BEGIN DATASET ENTRIES

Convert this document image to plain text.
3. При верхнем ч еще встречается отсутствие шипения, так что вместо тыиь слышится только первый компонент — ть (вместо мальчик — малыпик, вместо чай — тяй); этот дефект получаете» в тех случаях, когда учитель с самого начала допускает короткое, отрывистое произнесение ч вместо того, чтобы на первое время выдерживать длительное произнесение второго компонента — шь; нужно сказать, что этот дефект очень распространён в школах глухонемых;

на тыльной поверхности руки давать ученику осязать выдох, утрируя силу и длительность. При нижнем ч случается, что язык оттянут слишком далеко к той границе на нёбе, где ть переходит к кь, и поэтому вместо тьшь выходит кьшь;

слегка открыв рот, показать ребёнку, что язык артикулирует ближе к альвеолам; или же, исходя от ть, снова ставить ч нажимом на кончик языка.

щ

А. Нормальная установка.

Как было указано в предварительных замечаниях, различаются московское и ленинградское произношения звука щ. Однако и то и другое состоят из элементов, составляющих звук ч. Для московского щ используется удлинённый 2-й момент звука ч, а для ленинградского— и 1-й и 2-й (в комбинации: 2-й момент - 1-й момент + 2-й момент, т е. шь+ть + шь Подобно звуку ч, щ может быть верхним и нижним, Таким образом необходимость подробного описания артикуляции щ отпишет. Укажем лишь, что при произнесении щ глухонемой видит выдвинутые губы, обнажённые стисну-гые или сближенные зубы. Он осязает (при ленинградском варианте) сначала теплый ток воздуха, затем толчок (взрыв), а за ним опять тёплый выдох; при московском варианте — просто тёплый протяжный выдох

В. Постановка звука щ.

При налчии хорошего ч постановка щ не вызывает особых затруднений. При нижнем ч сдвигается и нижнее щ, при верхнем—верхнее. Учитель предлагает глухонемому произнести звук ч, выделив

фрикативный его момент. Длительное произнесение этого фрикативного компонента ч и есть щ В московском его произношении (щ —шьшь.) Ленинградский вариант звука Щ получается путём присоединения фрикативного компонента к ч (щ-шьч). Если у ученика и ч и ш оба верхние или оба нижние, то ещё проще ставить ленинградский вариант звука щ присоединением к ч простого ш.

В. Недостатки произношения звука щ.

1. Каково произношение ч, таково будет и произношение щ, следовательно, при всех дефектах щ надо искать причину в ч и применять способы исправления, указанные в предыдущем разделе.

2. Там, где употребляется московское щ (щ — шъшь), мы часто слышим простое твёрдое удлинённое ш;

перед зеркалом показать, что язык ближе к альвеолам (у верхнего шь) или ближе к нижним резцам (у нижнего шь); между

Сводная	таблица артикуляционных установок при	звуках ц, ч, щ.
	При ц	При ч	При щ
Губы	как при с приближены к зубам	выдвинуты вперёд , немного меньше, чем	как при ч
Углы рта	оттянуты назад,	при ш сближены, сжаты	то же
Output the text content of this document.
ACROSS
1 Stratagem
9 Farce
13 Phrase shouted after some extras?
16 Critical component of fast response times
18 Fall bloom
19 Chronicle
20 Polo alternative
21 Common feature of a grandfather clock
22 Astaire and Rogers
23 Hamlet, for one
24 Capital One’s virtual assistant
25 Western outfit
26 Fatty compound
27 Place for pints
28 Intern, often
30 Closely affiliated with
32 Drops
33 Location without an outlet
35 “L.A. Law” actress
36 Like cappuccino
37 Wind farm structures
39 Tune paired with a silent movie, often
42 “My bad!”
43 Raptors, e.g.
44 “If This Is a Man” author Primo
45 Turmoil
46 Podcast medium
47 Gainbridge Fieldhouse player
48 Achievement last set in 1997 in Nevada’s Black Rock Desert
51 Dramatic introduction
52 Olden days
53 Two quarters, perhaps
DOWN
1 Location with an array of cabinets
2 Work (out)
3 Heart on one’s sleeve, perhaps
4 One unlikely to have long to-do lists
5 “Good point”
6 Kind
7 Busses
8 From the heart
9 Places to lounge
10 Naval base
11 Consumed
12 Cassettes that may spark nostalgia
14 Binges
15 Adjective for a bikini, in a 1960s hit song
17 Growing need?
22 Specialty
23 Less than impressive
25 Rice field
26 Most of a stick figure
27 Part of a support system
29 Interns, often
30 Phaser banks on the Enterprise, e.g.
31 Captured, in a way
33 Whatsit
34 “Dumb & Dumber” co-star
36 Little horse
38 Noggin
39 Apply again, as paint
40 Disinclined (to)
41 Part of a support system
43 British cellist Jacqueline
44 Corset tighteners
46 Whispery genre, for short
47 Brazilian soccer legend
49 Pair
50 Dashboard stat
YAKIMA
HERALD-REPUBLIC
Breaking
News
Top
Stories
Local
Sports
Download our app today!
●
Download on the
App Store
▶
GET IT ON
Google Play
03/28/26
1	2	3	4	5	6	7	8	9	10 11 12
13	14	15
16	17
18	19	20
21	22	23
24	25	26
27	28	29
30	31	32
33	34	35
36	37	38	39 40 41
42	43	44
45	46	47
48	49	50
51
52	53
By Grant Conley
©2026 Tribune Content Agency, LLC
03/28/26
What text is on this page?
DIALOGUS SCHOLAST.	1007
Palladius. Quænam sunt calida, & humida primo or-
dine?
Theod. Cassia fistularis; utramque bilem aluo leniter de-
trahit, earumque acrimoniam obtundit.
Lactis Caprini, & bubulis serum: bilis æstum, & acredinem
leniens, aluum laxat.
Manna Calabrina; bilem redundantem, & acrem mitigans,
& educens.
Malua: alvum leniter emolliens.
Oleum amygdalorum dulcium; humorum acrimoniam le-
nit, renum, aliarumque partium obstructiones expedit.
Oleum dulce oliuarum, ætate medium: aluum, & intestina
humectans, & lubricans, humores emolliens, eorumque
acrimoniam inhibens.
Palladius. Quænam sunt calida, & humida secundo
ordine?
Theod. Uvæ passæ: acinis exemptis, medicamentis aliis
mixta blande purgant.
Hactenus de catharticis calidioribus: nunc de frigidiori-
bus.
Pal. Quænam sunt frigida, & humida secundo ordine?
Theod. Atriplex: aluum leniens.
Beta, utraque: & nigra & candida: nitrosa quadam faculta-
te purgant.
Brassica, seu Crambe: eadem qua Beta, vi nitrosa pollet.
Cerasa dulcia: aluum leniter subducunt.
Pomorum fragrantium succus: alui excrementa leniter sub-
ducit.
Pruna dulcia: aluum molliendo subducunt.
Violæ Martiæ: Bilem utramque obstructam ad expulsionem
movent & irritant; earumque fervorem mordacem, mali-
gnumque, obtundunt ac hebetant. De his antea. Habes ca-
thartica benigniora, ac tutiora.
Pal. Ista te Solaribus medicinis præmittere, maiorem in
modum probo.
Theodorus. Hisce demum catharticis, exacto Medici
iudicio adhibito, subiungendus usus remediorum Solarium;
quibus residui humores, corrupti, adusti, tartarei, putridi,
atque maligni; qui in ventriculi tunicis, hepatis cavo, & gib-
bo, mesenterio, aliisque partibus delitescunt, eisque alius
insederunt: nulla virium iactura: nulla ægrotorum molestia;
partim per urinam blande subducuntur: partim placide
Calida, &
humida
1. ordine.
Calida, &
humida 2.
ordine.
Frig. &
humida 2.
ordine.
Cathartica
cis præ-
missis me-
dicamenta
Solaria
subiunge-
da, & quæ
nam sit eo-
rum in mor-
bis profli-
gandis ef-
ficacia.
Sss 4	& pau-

END DATASET ENTRIES

▶ [JOB]: Look over the listing. Pull out every line with the string "utramque" in it.

▶ [EXERCISE RESPONSE]:
Theod. Cassia fistularis; utramque bilem aluo leniter de-
Violæ Martiæ: Bilem utramque obstructam ad expulsionem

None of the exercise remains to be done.